▸ **ROWS**:
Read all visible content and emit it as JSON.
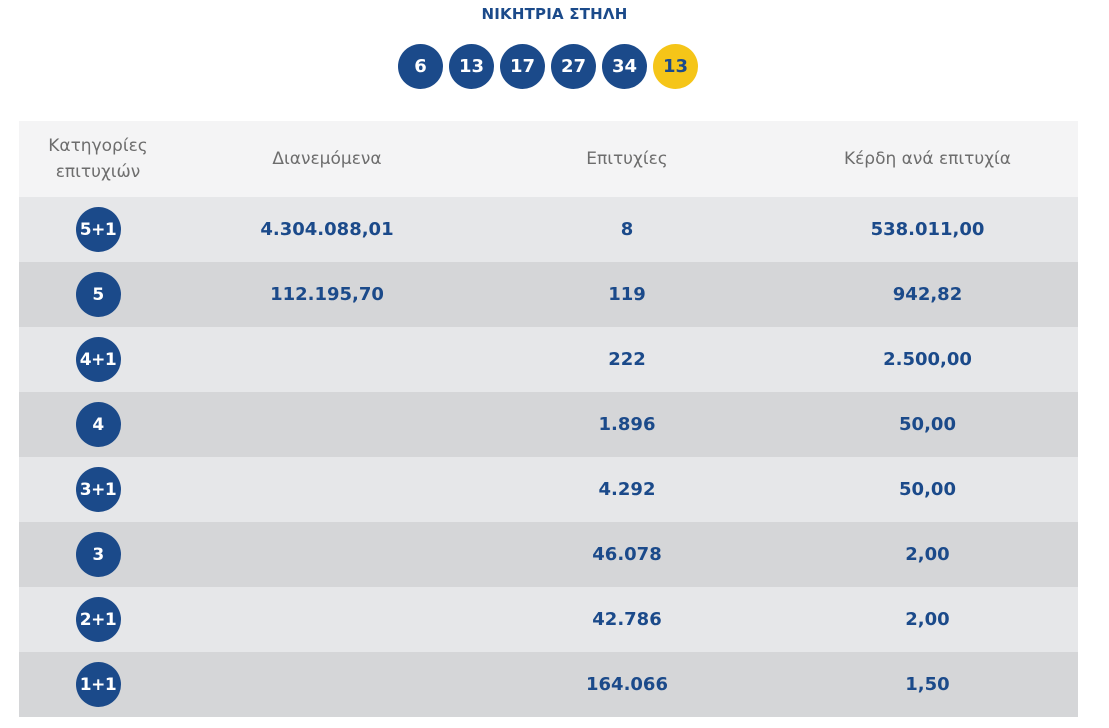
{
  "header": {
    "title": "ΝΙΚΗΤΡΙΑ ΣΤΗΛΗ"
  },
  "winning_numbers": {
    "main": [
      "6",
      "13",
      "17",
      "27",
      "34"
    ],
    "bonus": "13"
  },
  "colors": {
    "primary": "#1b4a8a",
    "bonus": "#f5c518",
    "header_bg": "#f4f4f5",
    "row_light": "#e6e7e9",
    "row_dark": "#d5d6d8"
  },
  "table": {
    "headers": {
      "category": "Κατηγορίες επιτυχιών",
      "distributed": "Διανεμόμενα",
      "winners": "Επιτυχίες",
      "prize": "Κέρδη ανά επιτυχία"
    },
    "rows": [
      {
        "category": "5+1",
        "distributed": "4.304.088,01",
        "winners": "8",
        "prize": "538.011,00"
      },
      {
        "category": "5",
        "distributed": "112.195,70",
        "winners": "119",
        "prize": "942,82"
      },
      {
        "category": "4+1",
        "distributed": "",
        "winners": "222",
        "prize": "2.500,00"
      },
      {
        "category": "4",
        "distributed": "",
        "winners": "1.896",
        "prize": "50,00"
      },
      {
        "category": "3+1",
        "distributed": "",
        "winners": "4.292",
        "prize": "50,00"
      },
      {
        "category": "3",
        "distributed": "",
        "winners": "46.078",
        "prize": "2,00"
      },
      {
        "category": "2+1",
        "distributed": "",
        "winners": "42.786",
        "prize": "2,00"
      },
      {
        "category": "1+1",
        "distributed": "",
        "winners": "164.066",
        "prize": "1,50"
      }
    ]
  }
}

▸ **EXERCISE**: Pictures stay out of the copy; please restate every record above exactly.

▸ **THE OUTPUT**:
Read all visible content and emit it as JSON.
{
  "header": {
    "title": "ΝΙΚΗΤΡΙΑ ΣΤΗΛΗ"
  },
  "winning_numbers": {
    "main": [
      "6",
      "13",
      "17",
      "27",
      "34"
    ],
    "bonus": "13"
  },
  "colors": {
    "primary": "#1b4a8a",
    "bonus": "#f5c518",
    "header_bg": "#f4f4f5",
    "row_light": "#e6e7e9",
    "row_dark": "#d5d6d8"
  },
  "table": {
    "headers": {
      "category": "Κατηγορίες επιτυχιών",
      "distributed": "Διανεμόμενα",
      "winners": "Επιτυχίες",
      "prize": "Κέρδη ανά επιτυχία"
    },
    "rows": [
      {
        "category": "5+1",
        "distributed": "4.304.088,01",
        "winners": "8",
        "prize": "538.011,00"
      },
      {
        "category": "5",
        "distributed": "112.195,70",
        "winners": "119",
        "prize": "942,82"
      },
      {
        "category": "4+1",
        "distributed": "",
        "winners": "222",
        "prize": "2.500,00"
      },
      {
        "category": "4",
        "distributed": "",
        "winners": "1.896",
        "prize": "50,00"
      },
      {
        "category": "3+1",
        "distributed": "",
        "winners": "4.292",
        "prize": "50,00"
      },
      {
        "category": "3",
        "distributed": "",
        "winners": "46.078",
        "prize": "2,00"
      },
      {
        "category": "2+1",
        "distributed": "",
        "winners": "42.786",
        "prize": "2,00"
      },
      {
        "category": "1+1",
        "distributed": "",
        "winners": "164.066",
        "prize": "1,50"
      }
    ]
  }
}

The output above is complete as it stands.